Exercise details :: Search the data for the word "this" and copy every line where it occurs.

Input records ::
## Start

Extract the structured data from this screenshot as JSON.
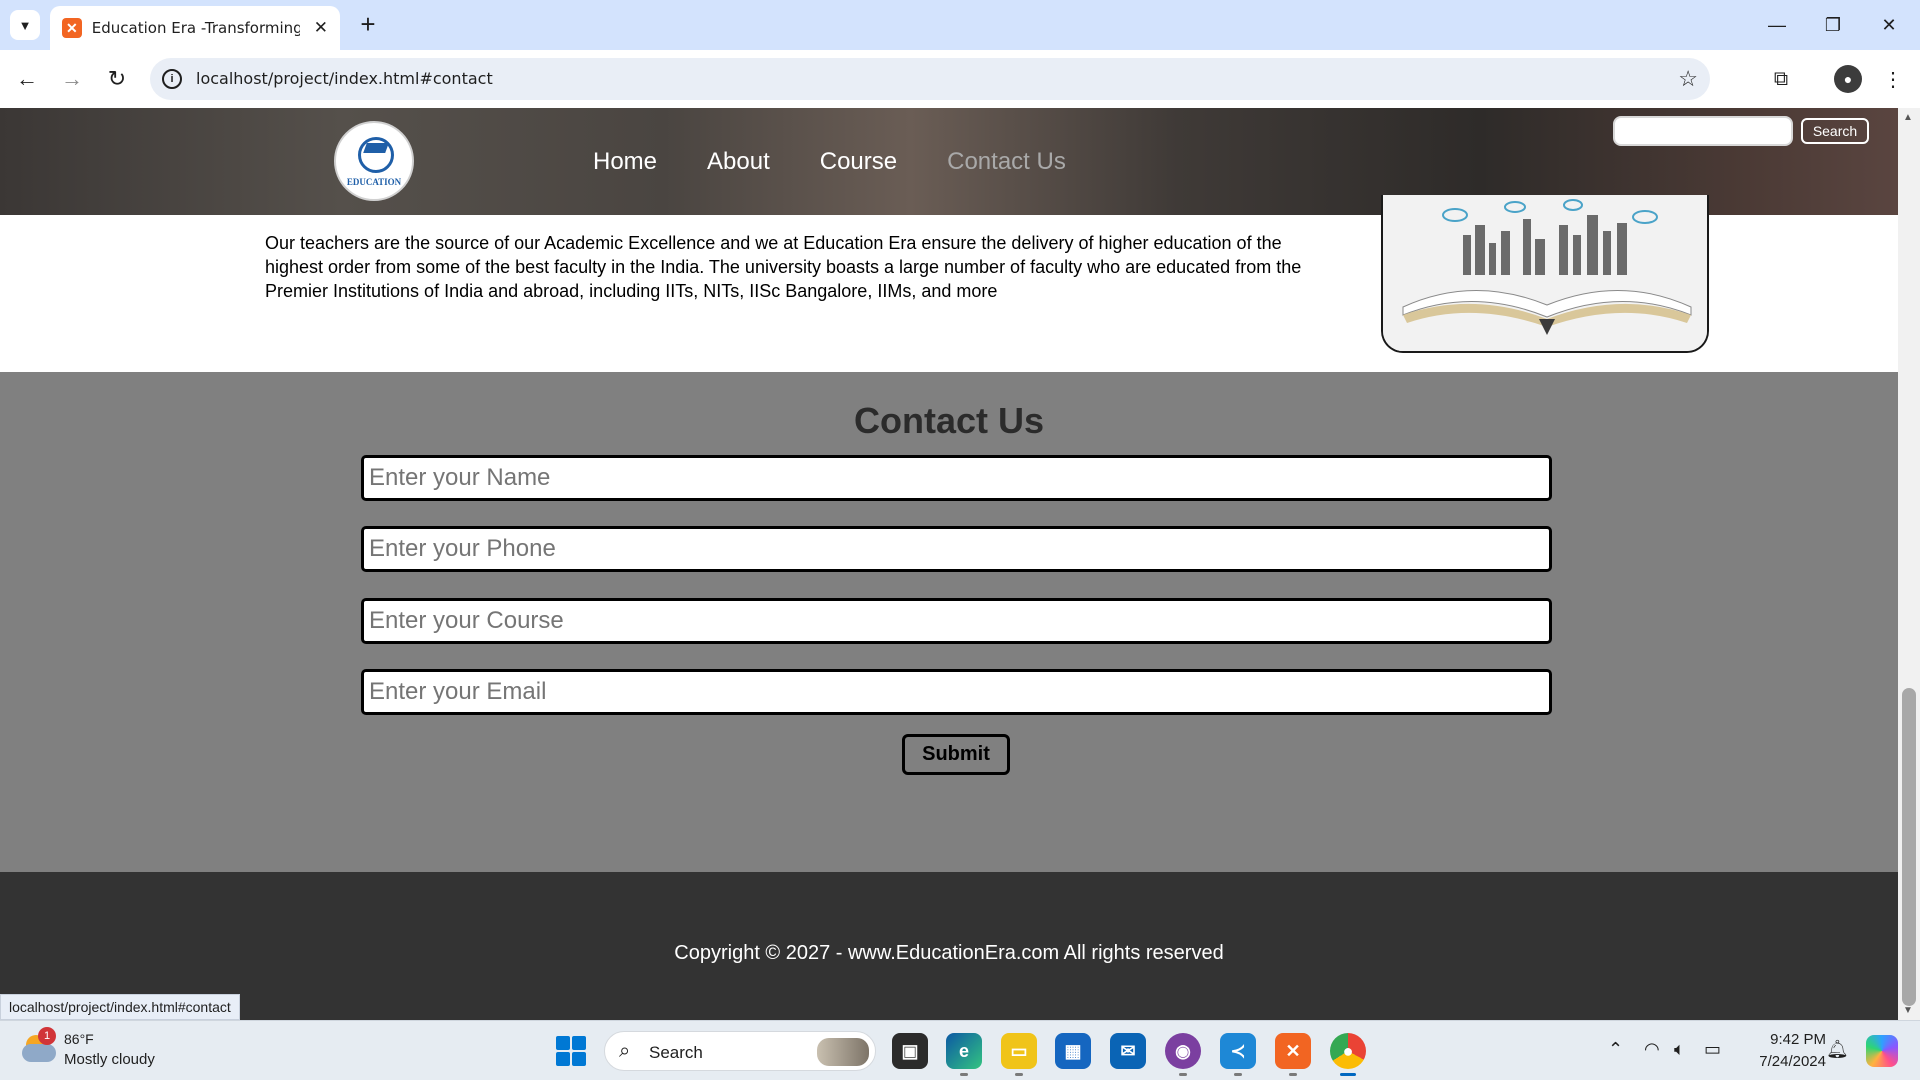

## End
## Start

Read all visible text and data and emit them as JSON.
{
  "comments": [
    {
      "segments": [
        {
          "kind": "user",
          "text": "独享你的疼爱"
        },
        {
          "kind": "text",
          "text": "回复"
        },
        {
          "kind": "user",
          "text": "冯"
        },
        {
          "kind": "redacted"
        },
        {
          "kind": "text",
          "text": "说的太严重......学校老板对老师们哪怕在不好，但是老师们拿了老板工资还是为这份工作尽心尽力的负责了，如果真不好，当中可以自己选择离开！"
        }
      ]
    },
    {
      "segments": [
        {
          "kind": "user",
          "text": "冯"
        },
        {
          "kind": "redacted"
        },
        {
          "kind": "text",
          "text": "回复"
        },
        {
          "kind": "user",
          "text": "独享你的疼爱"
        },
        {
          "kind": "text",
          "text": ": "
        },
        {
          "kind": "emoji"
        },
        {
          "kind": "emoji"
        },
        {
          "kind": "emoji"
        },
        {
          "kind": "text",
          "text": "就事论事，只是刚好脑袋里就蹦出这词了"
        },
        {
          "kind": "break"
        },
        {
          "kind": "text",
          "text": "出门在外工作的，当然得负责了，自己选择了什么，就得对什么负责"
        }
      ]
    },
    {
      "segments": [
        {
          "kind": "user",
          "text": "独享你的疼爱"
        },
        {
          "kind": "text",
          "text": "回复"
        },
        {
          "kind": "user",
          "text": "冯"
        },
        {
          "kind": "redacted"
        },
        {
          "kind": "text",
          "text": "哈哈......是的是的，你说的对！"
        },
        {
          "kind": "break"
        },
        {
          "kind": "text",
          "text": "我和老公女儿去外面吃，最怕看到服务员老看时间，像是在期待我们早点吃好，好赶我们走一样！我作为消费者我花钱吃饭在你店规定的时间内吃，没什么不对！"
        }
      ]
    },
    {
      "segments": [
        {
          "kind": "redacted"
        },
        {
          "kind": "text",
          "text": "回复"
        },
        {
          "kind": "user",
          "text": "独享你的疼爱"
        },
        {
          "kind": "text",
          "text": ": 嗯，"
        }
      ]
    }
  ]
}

## End
## Start

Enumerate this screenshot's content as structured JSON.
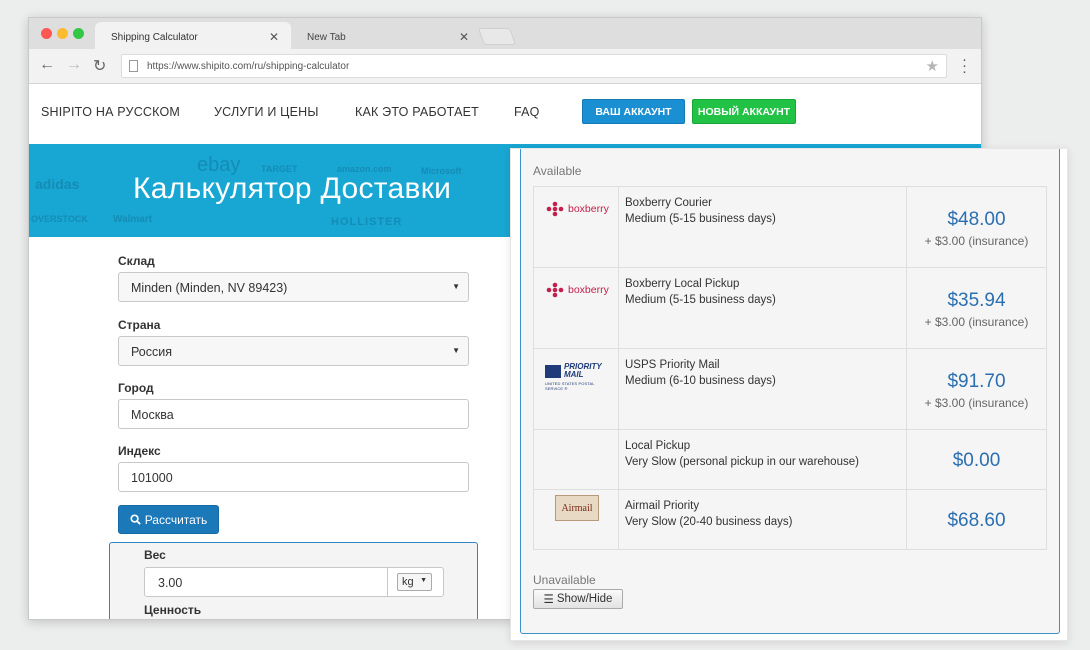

## End

Answer for the task ::
Extract the structured data from this screenshot as JSON.
Enumerate this screenshot's content as structured JSON.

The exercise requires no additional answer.